▶ **DATASET EXTRACT**
-*-*-

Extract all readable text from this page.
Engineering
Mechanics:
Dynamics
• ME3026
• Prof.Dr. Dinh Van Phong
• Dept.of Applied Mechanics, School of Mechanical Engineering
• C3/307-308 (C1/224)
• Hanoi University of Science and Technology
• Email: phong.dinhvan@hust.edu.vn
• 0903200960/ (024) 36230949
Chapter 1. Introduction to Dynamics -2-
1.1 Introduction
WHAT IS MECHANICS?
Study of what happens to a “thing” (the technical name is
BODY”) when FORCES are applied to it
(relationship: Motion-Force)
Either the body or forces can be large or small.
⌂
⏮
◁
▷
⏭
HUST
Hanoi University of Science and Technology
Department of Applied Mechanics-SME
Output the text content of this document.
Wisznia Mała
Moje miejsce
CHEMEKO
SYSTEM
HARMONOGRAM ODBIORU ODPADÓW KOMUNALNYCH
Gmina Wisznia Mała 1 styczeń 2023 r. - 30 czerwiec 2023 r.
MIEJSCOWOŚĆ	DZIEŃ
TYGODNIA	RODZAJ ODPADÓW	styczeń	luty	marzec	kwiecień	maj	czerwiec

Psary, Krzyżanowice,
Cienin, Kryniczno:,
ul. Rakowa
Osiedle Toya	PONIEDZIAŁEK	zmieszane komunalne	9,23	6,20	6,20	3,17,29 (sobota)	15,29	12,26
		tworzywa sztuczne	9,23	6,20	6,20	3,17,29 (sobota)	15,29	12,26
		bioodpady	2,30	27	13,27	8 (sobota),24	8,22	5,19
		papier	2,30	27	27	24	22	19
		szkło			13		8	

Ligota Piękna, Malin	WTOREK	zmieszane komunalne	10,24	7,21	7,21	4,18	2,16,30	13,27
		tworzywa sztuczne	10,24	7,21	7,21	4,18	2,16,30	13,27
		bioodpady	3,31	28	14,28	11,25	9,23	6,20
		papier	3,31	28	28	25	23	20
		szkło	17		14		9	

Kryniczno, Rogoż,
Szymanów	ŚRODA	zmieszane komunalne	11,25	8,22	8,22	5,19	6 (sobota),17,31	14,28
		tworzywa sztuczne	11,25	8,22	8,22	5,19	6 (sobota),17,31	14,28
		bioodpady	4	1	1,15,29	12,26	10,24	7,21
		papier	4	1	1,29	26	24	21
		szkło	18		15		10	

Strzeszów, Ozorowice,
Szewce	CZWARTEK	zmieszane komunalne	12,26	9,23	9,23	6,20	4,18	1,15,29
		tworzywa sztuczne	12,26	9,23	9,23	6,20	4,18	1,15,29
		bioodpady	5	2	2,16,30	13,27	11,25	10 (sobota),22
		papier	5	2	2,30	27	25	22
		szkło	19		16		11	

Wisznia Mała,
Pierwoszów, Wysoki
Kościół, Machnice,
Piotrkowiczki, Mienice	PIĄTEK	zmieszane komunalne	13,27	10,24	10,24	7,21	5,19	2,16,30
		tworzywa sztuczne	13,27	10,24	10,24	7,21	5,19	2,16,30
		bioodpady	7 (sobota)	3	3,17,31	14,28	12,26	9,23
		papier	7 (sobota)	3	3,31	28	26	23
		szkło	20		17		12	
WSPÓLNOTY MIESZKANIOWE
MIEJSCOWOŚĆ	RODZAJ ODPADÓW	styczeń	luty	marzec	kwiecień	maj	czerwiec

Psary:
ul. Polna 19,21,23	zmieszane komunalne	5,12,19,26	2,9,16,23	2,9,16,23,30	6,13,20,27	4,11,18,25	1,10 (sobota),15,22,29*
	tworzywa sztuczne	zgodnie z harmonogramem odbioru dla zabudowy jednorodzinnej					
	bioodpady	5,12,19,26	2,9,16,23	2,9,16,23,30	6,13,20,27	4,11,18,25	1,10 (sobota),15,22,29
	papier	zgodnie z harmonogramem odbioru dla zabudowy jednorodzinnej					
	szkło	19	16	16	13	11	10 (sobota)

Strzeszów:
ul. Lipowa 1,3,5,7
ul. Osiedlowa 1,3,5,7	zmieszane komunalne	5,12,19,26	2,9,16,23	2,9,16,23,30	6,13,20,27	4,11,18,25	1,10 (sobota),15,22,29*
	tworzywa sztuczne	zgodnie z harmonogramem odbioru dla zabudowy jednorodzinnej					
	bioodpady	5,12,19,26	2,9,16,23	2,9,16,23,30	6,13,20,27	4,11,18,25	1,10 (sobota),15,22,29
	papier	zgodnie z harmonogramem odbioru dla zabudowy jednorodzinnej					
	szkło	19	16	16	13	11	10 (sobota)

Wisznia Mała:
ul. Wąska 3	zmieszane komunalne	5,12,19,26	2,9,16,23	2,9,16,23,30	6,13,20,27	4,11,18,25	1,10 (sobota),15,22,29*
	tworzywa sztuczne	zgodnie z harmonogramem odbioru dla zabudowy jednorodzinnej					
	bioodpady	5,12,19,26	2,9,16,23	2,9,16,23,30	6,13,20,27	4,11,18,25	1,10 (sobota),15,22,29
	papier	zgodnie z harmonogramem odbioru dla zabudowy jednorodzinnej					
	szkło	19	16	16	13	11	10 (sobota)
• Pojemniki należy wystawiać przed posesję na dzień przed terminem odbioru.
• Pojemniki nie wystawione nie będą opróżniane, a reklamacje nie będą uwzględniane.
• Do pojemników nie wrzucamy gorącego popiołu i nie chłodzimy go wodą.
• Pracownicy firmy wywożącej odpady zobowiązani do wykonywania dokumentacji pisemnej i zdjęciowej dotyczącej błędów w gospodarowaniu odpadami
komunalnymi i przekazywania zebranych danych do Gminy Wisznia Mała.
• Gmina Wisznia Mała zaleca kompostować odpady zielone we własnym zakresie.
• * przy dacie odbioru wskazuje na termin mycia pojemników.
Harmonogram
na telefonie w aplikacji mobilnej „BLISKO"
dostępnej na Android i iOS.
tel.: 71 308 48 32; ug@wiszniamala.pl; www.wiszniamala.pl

-*-*-

List every line above containing the word "luty".

TYGODNIA	RODZAJ ODPADÓW	styczeń	luty	marzec	kwiecień	maj	czerwiec
MIEJSCOWOŚĆ	RODZAJ ODPADÓW	styczeń	luty	marzec	kwiecień	maj	czerwiec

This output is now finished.